- _Отрывок_
★ ★ ★ ★ ★ ★ ★
Учителем Аристотеля был Платон, который, в свою очередь, учился у Сократа, утверждавшего, что «неосмысленная жизнь не стоит того, чтобы ею жить». Аристотель считал такой подход слишком суровым. Ведь многие – возможно, большинство – руководствуются в жизни интуицией и не особенно рефлексируют, однако это не мешает им быть счастливыми. Аристотель сместил бы акцент на практическую деятельность и устремленность в будущее под девизом: «Непродуманная жизнь вряд ли будет по-настоящему счастливой».

Аристотелевская этика возлагает ответственность за собственное счастье на самого человека. Как сказал Авраам Линкольн, «большинство людей счастливы настолько, насколько они решили быть счастливыми». Этика Аристотеля не приемлет действий «по инерции», она назначает вас капитаном и ставит к штурвалу. Прочие этические учения меньше ориентированы на персональную нравственную ответственность перед собой и другими людьми.

Идея такой ответственности сближает аристотелевскую этику с этическим эгоизмом – учением философа Нового времени Бернарда Мандевиля (1670–1733), но это единственная точка их соприкосновения. Согласно концепции Мандевиля, человек должен осознанно стремиться к максимизации личной выгоды. Предположим, вы решили устроить чаепитие в кафе для десятка соседей. Вам известно, что двое из них веганы. Но веганские сэндвичи обойдутся в три раза дороже, чем сэндвичи с ветчиной, и, если вы закажете две порции веганских сэндвичей, придется урезать порции для остальных. Эгоист не станет учитывать чужие интересы, поэтому меню для веганов продумает исходя из собственных предпочтений. Если сам он не веган, то, разумеется, не захочет уменьшать причитающуюся ему порцию сэндвичей с ветчиной ради тех, кто придерживается иной системы питания. Если же хозяин сам веган, то его нисколько не смутит, что восьми мясоедам придется довольствоваться урезанными порциями, – он позаботится, чтобы веганы с ним самим во главе ни в чем не знали отказа.

Утилитаристы, наоборот, считают, что цель человечества – обеспечить максимальное счастье как можно большему числу людей, тем самым сосредоточиваясь на результатах действий: с точки зрения утилитариста, благо для восьми мясоедов стоит того, чтобы пожертвовать недовольством двух веганов. Проблемы в утилитаризме начинаются, когда увеличивается доля неудовлетворенного меньшинства: если недовольных веганов будет четверо против шестерых ублаженных мясоедов, атмосфера на чаепитии окажется совсем не праздничной.
★ ★ ★ ★ ★ ★ ★
- _Задание_
Напишите продолжение отрывка об этике Аристотеля, начиная сразу после его последнего предложения.

- _Исходные материалы_
★ ★ ★ ★ ★ ★ ★
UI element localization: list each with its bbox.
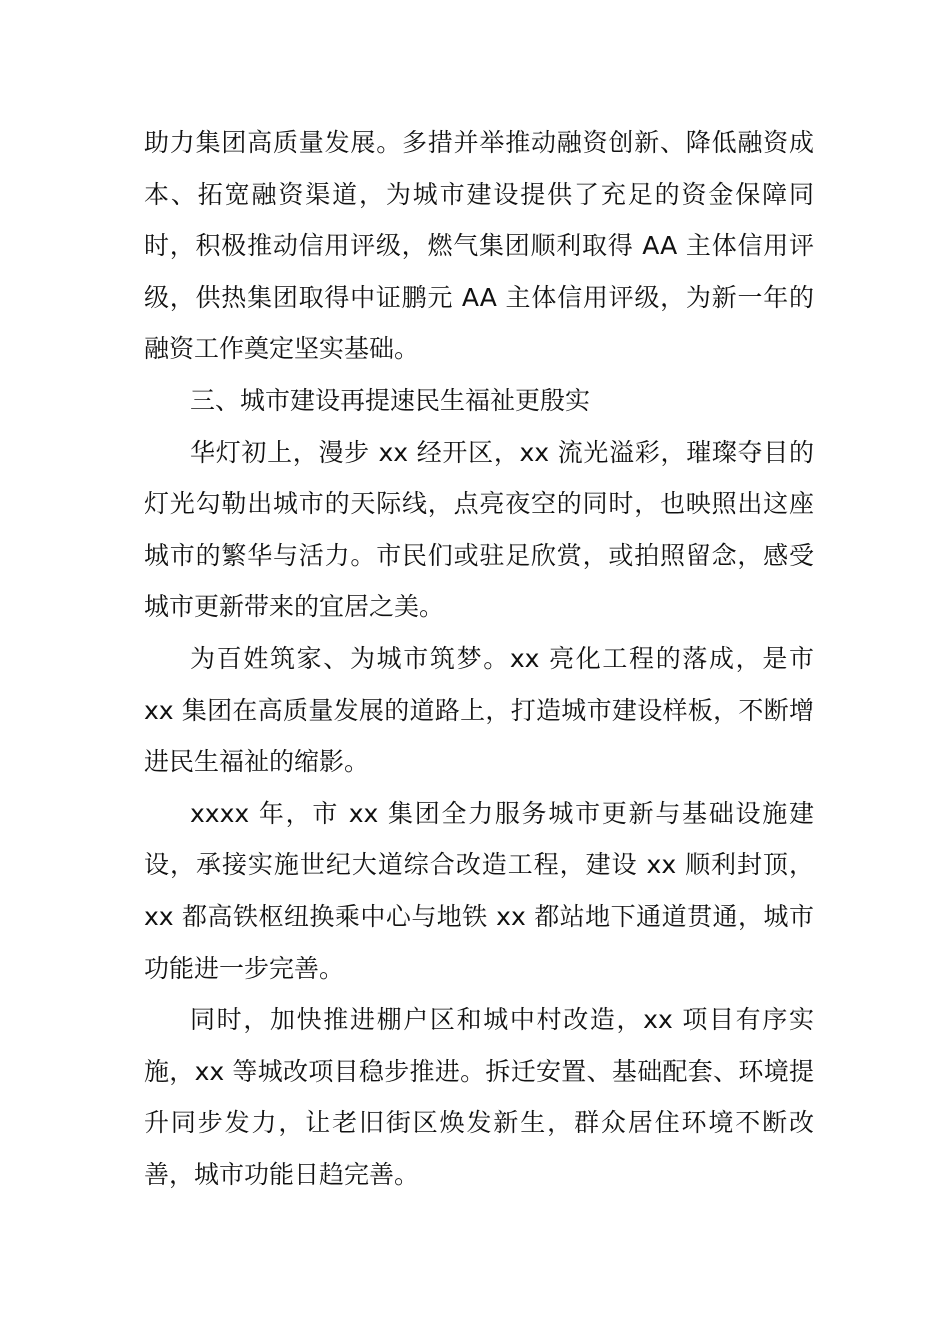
★ ★ ★ ★ ★ ★ ★
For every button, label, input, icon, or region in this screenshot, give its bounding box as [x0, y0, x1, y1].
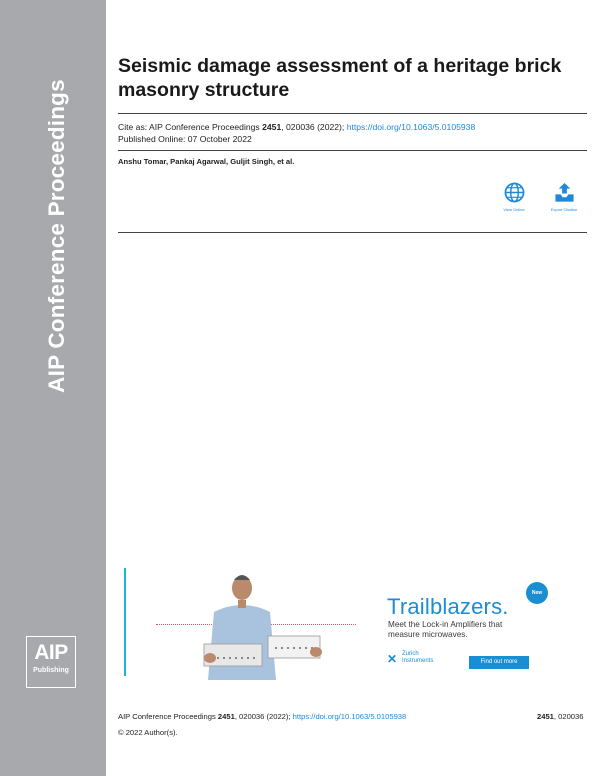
★ ★ ★ ★ ★ ★ ★
- _Ожидаемый ответ_
Последователи Иммануила Канта во главу угла ставят долг и обязательства, предполагая, что соотношение вегетарианских и мясных сэндвичей на чаепитии должно определяться неким универсальным, раз и навсегда прописанным законом. Приверженцы культурного релятивизма, напротив, убеждены, что единого нравственного закона быть не может. Каждый из нас, доказывают они, принадлежит к той или иной социальной группе или группам, живущим по своим законам и обычаям. На свете есть культуры, вообще не употребляющие продукты из свинины, и множество сообществ, которым чуждо не только понятие вегетарианства, но и чаепития.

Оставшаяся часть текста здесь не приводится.